(Records contained in a dataset)
·····

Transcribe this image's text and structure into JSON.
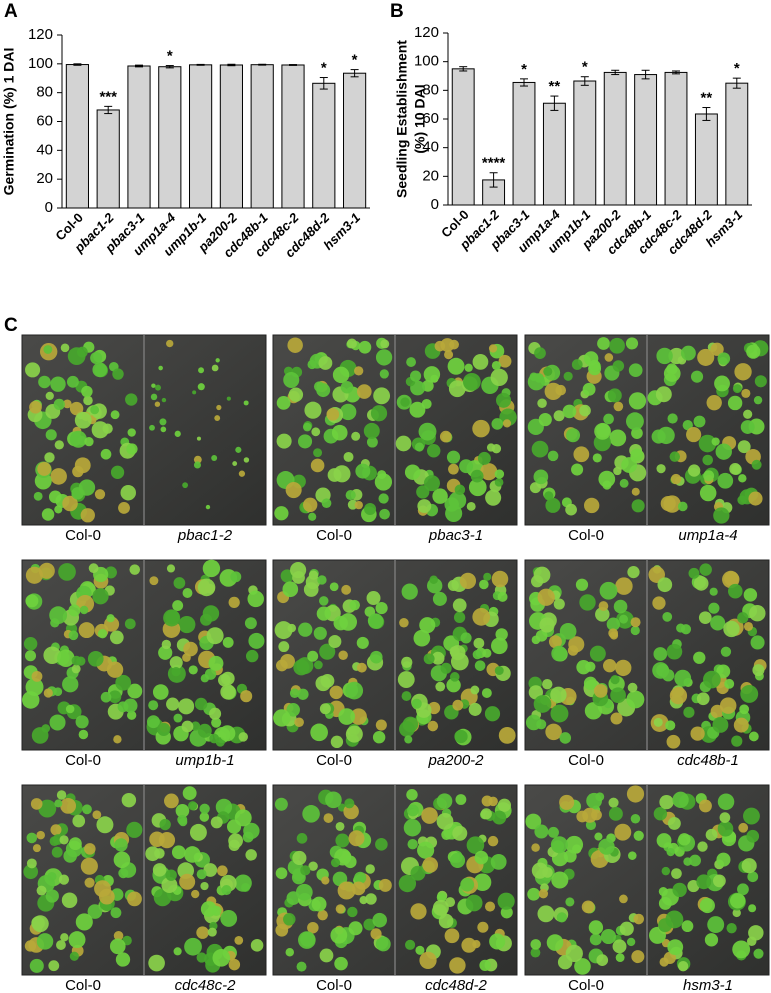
{
  "chart_data": [
    {
      "type": "bar",
      "label": "A",
      "ylabel": [
        "Germination (%) 1 DAI"
      ],
      "categories": [
        "Col-0",
        "pbac1-2",
        "pbac3-1",
        "ump1a-4",
        "ump1b-1",
        "pa200-2",
        "cdc48b-1",
        "cdc48c-2",
        "cdc48d-2",
        "hsm3-1"
      ],
      "values": [
        99.5,
        68,
        98.5,
        98,
        99.3,
        99.2,
        99.4,
        99.2,
        86.5,
        93.5
      ],
      "errors": [
        0.5,
        2.5,
        0.6,
        0.8,
        0.3,
        0.5,
        0.3,
        0.3,
        4,
        2.5
      ],
      "annotations": [
        null,
        "***",
        null,
        "*",
        null,
        null,
        null,
        null,
        "*",
        "*"
      ],
      "color": "#d3d3d3",
      "ylim": [
        0,
        120
      ],
      "yticks": [
        0,
        20,
        40,
        60,
        80,
        100,
        120
      ]
    },
    {
      "type": "bar",
      "label": "B",
      "ylabel": [
        "Seedling Establishment",
        "(%) 10 DAI"
      ],
      "categories": [
        "Col-0",
        "pbac1-2",
        "pbac3-1",
        "ump1a-4",
        "ump1b-1",
        "pa200-2",
        "cdc48b-1",
        "cdc48c-2",
        "cdc48d-2",
        "hsm3-1"
      ],
      "values": [
        95,
        17.5,
        85.5,
        71,
        86.5,
        92.5,
        91,
        92.5,
        63.5,
        85
      ],
      "errors": [
        1.5,
        5,
        2.5,
        5,
        3,
        1.5,
        3,
        1,
        4.5,
        3.5
      ],
      "annotations": [
        null,
        "****",
        "*",
        "**",
        "*",
        null,
        null,
        null,
        "**",
        "*"
      ],
      "color": "#d3d3d3",
      "ylim": [
        0,
        120
      ],
      "yticks": [
        0,
        20,
        40,
        60,
        80,
        100,
        120
      ]
    }
  ],
  "panel_c": {
    "label": "C",
    "photos": [
      {
        "left": "Col-0",
        "right": "pbac1-2"
      },
      {
        "left": "Col-0",
        "right": "pbac3-1"
      },
      {
        "left": "Col-0",
        "right": "ump1a-4"
      },
      {
        "left": "Col-0",
        "right": "ump1b-1"
      },
      {
        "left": "Col-0",
        "right": "pa200-2"
      },
      {
        "left": "Col-0",
        "right": "cdc48b-1"
      },
      {
        "left": "Col-0",
        "right": "cdc48c-2"
      },
      {
        "left": "Col-0",
        "right": "cdc48d-2"
      },
      {
        "left": "Col-0",
        "right": "hsm3-1"
      }
    ]
  }
}
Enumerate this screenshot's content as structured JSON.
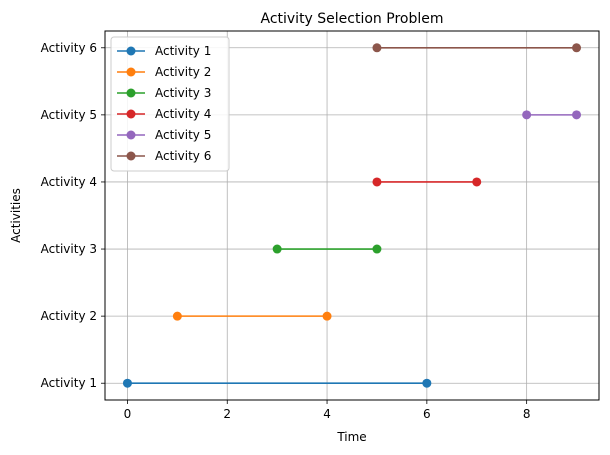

·····

- _Task instructions_
State only the count of lines above that hold the string "JSON".

- _Exercise solution_
2